--- start Records provided ---
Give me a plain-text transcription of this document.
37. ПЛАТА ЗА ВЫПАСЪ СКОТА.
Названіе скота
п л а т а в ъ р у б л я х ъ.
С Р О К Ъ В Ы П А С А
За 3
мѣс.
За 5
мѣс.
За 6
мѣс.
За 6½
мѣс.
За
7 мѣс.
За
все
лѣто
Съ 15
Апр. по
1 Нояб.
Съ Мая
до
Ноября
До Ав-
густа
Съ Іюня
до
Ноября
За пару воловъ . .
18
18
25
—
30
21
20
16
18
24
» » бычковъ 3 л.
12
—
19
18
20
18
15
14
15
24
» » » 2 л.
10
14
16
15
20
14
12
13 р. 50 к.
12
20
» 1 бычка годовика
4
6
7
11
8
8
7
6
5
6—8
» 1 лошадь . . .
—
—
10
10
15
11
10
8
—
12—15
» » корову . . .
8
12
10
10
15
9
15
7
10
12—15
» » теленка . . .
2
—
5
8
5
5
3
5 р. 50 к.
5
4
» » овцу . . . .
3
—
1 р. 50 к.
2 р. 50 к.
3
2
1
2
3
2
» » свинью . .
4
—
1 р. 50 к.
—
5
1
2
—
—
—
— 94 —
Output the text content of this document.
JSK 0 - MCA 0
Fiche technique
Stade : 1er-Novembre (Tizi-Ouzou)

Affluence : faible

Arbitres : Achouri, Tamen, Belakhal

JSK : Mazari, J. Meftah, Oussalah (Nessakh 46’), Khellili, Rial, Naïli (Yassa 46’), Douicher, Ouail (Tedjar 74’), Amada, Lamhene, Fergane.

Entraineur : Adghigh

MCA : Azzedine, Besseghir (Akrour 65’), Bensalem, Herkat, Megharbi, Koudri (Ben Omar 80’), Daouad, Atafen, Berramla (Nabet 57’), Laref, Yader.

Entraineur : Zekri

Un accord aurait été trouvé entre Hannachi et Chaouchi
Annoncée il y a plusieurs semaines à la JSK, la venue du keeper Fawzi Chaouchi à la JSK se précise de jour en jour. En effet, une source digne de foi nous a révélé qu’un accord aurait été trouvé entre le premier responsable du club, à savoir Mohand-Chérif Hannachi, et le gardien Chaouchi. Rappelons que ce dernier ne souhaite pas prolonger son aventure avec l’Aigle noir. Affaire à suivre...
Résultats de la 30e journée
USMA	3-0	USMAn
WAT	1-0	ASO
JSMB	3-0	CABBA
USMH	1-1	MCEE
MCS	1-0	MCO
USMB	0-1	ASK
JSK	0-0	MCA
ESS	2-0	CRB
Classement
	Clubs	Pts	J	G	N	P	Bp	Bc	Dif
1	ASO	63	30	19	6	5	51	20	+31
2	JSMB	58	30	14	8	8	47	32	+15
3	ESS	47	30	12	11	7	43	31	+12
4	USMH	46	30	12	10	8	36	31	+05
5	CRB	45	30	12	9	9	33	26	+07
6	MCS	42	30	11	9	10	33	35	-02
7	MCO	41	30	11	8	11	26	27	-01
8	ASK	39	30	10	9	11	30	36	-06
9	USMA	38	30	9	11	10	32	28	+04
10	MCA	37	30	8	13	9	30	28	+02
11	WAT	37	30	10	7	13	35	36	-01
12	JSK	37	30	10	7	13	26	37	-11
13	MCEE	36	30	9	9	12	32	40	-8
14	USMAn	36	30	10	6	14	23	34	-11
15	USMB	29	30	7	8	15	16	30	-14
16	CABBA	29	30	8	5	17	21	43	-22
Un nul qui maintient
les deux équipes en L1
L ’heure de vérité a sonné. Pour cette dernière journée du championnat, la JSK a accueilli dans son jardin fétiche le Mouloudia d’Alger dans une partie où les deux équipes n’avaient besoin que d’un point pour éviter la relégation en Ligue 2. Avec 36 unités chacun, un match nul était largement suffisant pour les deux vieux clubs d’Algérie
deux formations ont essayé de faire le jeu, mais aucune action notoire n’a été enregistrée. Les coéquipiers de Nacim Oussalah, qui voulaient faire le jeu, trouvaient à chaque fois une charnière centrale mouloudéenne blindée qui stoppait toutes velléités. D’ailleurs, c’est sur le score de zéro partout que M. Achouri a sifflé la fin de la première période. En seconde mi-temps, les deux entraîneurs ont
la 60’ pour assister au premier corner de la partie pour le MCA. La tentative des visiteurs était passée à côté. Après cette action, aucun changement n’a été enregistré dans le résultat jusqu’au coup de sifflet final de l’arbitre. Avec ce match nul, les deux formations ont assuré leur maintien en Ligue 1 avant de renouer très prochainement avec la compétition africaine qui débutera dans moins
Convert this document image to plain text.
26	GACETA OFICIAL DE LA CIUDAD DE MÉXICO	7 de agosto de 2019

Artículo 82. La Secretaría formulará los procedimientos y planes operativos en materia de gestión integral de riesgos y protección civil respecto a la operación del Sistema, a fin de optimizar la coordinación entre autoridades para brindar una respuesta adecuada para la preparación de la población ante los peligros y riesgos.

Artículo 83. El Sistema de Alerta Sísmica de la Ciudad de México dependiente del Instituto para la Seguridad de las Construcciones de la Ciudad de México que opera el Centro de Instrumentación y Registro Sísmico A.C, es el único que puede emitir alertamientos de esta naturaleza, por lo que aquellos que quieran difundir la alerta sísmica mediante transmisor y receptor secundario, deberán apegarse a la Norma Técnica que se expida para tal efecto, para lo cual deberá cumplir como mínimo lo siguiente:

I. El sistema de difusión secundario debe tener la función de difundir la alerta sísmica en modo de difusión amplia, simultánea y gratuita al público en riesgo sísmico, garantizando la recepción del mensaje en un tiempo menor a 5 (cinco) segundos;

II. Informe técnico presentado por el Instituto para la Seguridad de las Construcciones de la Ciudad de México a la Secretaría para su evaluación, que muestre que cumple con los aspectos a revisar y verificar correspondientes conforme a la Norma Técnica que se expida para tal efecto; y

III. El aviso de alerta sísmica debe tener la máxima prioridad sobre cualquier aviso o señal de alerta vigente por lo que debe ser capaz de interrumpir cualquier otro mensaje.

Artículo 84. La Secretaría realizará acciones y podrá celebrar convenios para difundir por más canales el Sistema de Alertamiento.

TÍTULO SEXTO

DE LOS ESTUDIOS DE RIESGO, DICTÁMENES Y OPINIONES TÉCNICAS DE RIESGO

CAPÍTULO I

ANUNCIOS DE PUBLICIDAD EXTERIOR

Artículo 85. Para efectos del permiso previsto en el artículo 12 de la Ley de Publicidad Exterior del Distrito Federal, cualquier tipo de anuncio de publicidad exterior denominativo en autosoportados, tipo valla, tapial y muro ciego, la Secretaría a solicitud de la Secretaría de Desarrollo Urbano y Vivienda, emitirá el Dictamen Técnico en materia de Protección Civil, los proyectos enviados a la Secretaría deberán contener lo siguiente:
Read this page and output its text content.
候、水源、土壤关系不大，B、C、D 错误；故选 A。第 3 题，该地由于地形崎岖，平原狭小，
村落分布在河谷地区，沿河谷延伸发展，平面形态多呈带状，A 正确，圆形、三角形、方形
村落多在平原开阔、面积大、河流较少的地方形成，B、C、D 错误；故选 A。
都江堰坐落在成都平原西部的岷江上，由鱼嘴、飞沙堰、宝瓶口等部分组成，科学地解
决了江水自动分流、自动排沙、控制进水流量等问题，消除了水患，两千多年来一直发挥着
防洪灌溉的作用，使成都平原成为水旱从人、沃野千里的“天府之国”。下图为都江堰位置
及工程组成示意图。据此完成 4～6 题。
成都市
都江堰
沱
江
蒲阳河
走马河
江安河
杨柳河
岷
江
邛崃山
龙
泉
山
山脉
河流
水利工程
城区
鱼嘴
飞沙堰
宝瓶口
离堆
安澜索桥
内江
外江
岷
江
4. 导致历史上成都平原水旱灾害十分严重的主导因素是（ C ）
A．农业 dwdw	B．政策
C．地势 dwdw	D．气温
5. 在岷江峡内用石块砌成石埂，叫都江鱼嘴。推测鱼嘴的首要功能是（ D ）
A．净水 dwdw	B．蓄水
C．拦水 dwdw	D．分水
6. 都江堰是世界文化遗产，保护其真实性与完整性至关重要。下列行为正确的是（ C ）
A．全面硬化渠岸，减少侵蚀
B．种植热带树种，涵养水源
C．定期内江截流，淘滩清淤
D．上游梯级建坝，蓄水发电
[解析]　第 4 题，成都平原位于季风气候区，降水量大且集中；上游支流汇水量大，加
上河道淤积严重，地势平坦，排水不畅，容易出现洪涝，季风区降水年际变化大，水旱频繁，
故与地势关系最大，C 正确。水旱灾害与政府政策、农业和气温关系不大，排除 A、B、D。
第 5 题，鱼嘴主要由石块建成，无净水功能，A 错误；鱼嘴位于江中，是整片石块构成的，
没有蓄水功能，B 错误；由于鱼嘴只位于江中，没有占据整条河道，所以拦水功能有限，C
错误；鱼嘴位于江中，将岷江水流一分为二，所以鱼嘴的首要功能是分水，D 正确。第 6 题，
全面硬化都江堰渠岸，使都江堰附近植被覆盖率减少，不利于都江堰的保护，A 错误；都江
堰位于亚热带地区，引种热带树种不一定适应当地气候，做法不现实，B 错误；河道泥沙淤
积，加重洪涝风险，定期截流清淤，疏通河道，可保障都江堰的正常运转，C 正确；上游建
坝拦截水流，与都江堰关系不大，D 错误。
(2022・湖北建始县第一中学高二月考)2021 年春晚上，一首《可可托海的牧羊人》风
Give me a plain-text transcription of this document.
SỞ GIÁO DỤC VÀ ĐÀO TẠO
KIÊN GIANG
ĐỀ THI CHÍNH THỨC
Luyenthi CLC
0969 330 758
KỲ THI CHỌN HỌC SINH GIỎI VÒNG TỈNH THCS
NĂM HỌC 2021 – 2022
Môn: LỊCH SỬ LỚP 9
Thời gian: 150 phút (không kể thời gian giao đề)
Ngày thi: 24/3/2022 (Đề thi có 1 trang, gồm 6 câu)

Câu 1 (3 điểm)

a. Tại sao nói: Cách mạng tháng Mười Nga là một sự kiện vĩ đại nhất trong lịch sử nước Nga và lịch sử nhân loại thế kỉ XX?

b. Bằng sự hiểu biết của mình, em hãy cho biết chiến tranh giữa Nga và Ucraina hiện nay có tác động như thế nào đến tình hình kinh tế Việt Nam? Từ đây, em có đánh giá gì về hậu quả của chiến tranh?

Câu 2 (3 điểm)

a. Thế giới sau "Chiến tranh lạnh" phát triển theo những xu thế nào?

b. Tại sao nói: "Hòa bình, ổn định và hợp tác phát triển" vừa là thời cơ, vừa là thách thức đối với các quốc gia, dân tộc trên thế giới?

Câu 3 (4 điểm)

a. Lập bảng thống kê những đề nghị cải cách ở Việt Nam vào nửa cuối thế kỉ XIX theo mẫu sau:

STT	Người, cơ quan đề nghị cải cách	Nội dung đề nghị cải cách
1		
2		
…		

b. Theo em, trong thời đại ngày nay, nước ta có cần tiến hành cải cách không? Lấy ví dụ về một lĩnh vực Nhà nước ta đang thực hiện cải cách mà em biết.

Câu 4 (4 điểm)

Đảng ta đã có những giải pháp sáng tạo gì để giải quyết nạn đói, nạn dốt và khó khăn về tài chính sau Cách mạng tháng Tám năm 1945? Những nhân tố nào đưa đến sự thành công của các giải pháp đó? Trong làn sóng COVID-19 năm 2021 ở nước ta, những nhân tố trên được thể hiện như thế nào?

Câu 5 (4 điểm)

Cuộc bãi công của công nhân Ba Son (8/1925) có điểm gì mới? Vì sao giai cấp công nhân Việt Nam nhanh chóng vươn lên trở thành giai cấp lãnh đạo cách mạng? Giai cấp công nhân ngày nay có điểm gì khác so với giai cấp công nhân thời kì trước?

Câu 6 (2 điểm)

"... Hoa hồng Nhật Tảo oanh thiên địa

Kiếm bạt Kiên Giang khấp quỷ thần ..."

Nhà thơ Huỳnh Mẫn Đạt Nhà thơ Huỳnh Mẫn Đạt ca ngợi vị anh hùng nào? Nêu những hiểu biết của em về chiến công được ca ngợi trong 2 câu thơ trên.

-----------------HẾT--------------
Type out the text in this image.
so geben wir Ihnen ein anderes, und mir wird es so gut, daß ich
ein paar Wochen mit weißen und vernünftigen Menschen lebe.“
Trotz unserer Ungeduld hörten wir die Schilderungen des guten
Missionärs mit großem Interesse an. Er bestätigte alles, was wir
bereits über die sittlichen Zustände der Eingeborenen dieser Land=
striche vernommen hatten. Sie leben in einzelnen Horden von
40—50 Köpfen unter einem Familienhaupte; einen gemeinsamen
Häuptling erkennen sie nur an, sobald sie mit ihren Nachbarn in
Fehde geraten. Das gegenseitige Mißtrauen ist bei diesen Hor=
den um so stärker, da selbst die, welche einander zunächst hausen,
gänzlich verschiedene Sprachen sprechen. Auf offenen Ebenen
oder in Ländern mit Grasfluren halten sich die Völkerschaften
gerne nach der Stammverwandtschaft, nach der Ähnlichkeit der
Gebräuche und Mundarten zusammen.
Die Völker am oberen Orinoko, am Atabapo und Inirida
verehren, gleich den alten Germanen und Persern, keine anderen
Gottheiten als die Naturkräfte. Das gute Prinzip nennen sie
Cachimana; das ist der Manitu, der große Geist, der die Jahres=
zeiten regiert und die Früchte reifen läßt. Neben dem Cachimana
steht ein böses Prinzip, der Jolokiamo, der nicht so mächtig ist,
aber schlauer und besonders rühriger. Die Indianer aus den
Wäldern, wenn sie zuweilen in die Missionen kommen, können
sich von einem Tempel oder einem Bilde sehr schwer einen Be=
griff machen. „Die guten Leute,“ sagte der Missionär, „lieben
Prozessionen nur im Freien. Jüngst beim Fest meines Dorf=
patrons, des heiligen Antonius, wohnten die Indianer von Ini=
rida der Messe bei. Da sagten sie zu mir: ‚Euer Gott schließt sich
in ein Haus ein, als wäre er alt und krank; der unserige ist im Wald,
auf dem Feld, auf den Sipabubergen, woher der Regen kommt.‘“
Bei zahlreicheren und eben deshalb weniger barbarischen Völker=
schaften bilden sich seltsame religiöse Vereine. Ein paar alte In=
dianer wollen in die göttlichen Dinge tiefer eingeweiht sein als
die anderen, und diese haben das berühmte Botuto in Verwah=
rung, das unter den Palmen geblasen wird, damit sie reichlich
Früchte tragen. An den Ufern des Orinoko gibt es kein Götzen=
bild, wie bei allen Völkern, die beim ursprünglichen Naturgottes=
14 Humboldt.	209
--- end Records provided ---
Goal: Give only the number of lines in the preceding material that contain the string "Prinzip".

Task output: 2